Extracted data ▸
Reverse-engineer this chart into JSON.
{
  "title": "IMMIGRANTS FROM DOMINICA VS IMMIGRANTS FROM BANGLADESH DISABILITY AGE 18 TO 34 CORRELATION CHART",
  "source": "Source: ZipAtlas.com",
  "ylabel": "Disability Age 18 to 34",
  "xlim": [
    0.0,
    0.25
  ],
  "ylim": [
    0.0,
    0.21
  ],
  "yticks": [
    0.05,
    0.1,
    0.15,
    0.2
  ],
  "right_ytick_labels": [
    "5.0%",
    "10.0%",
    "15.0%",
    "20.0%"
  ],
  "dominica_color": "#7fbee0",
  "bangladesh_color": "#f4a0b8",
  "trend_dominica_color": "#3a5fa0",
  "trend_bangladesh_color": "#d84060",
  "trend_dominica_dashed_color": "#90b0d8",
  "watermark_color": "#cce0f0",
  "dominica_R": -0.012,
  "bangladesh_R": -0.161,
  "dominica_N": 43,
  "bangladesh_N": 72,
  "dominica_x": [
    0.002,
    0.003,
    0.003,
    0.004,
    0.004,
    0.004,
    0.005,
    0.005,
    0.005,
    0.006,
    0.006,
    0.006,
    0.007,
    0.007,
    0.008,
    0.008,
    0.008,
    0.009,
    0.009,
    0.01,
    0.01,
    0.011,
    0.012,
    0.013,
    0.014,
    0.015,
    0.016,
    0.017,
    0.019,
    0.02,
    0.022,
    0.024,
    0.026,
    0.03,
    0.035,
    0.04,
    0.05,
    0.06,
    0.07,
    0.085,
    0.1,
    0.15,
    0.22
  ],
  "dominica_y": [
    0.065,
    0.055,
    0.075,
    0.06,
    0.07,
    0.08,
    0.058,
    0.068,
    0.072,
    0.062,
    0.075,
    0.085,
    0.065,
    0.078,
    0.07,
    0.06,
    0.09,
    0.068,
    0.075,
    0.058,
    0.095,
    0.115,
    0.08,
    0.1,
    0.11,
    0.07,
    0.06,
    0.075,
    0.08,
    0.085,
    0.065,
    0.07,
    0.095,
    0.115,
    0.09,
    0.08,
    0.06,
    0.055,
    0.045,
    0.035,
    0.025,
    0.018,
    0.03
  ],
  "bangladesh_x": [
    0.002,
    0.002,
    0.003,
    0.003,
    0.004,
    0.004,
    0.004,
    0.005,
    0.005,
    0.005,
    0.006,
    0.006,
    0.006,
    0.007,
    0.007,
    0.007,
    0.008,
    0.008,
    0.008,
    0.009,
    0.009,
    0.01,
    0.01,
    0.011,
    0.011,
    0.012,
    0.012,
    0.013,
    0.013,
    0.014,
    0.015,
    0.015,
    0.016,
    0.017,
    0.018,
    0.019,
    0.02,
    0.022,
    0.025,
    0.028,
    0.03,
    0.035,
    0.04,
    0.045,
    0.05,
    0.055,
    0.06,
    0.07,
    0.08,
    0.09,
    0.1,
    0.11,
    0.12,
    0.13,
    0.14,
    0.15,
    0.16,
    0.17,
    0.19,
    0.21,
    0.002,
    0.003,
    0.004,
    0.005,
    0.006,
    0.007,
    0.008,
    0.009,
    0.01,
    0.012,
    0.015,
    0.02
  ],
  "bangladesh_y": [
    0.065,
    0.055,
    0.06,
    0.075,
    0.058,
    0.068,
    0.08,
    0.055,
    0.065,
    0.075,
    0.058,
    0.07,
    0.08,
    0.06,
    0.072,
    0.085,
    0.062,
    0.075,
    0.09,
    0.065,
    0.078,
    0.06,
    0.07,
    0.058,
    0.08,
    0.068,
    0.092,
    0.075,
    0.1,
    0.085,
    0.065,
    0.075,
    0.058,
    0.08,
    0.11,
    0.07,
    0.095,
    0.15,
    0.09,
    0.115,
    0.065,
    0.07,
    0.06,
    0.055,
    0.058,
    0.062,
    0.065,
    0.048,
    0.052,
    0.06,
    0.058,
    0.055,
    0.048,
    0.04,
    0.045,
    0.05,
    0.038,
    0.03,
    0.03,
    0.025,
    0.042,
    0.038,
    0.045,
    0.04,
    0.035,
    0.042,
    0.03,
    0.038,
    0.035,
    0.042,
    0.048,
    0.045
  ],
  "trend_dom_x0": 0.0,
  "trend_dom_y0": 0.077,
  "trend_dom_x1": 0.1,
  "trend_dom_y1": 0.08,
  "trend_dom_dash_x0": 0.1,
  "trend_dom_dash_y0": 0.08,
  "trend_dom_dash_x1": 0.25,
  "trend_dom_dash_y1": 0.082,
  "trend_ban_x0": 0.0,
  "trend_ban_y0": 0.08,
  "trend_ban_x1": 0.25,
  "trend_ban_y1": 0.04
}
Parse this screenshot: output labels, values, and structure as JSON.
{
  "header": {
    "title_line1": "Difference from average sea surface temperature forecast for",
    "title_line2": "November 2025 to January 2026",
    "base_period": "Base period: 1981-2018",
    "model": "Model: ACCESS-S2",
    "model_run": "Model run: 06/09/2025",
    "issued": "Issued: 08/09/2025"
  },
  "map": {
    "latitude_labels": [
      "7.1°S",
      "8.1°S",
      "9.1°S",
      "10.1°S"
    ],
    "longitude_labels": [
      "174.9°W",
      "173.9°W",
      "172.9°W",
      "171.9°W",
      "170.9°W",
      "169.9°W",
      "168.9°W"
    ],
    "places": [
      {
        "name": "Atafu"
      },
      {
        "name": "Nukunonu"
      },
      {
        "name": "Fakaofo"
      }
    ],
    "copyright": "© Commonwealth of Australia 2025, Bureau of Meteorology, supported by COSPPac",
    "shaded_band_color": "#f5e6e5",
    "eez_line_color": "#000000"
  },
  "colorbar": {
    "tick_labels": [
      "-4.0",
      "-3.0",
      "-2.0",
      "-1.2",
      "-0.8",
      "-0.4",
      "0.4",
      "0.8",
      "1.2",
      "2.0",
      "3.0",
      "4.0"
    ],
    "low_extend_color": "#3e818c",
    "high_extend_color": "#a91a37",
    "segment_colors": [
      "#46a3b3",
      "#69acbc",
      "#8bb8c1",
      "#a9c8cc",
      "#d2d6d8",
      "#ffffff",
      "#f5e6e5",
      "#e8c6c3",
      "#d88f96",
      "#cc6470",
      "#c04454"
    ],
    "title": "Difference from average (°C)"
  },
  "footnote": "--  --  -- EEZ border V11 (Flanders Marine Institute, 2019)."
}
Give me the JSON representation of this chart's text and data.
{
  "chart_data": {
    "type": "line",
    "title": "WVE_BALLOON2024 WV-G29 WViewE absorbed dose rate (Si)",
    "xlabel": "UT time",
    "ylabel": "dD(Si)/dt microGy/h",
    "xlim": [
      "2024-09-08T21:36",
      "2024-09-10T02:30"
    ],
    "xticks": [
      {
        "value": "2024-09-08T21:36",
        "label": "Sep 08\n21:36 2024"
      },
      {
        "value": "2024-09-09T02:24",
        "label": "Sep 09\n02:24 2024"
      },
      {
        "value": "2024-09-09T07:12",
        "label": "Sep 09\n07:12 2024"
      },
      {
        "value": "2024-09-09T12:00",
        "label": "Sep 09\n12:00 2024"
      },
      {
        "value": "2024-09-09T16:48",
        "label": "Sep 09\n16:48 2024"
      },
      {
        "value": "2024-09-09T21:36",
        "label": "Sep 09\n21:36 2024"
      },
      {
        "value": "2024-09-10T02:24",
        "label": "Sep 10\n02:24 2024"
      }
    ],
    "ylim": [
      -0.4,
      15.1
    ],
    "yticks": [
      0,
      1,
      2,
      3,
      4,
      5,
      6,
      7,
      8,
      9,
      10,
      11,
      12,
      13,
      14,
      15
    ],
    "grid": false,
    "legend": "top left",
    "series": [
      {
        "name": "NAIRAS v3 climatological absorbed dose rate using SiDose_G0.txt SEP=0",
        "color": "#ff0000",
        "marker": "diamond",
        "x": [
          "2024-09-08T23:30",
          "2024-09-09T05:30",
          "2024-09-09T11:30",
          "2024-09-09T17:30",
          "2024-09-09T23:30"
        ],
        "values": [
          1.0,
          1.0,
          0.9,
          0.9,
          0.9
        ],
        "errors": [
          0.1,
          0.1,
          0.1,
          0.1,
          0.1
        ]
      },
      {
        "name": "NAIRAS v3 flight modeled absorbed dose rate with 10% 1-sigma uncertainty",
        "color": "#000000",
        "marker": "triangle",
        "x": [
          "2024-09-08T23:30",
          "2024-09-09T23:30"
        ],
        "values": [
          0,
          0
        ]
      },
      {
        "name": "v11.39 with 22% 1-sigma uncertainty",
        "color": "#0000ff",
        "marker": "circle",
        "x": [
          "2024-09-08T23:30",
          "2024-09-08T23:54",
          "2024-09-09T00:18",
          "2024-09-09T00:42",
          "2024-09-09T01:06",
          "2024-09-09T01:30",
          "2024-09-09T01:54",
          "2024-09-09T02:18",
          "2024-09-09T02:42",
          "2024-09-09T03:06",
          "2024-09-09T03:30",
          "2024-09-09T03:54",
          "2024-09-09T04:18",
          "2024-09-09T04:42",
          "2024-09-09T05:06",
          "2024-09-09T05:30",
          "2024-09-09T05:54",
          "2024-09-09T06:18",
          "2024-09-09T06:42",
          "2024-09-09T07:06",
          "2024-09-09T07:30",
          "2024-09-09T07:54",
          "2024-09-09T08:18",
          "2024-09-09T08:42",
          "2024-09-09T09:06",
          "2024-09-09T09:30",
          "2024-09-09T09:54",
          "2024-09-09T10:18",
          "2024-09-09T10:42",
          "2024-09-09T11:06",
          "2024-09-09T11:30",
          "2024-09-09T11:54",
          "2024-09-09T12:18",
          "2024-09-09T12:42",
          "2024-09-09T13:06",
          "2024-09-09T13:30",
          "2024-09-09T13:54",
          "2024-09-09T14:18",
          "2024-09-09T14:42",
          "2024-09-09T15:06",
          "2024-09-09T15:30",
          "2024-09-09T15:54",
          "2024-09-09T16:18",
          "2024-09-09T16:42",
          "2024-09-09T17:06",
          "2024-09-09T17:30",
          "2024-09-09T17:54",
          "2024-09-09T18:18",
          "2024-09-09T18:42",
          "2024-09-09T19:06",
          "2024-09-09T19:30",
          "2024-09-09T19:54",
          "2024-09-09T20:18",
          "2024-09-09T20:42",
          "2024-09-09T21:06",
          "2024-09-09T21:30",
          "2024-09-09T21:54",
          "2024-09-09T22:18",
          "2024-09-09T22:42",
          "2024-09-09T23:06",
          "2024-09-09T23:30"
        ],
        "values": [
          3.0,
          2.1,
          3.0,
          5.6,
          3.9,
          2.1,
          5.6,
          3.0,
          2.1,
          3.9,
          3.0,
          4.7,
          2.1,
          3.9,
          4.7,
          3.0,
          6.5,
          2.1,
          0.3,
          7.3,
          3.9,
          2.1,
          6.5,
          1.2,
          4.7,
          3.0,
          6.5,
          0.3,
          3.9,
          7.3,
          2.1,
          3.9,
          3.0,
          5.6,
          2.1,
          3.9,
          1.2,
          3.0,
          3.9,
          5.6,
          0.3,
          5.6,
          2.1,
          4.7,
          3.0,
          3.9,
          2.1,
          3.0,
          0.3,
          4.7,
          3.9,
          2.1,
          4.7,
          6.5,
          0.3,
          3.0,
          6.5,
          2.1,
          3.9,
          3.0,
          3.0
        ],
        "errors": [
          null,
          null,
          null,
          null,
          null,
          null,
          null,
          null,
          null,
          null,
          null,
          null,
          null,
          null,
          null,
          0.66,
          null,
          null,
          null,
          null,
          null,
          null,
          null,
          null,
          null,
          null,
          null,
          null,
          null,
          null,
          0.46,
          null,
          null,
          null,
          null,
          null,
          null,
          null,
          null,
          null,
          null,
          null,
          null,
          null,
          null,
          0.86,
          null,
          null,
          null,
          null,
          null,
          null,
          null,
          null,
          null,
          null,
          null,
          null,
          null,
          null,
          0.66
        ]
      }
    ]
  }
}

What needs to be done ▸
Collect every line above that contains the word "marker".

The result ▸
        "marker": "diamond",
        "marker": "triangle",
        "marker": "circle",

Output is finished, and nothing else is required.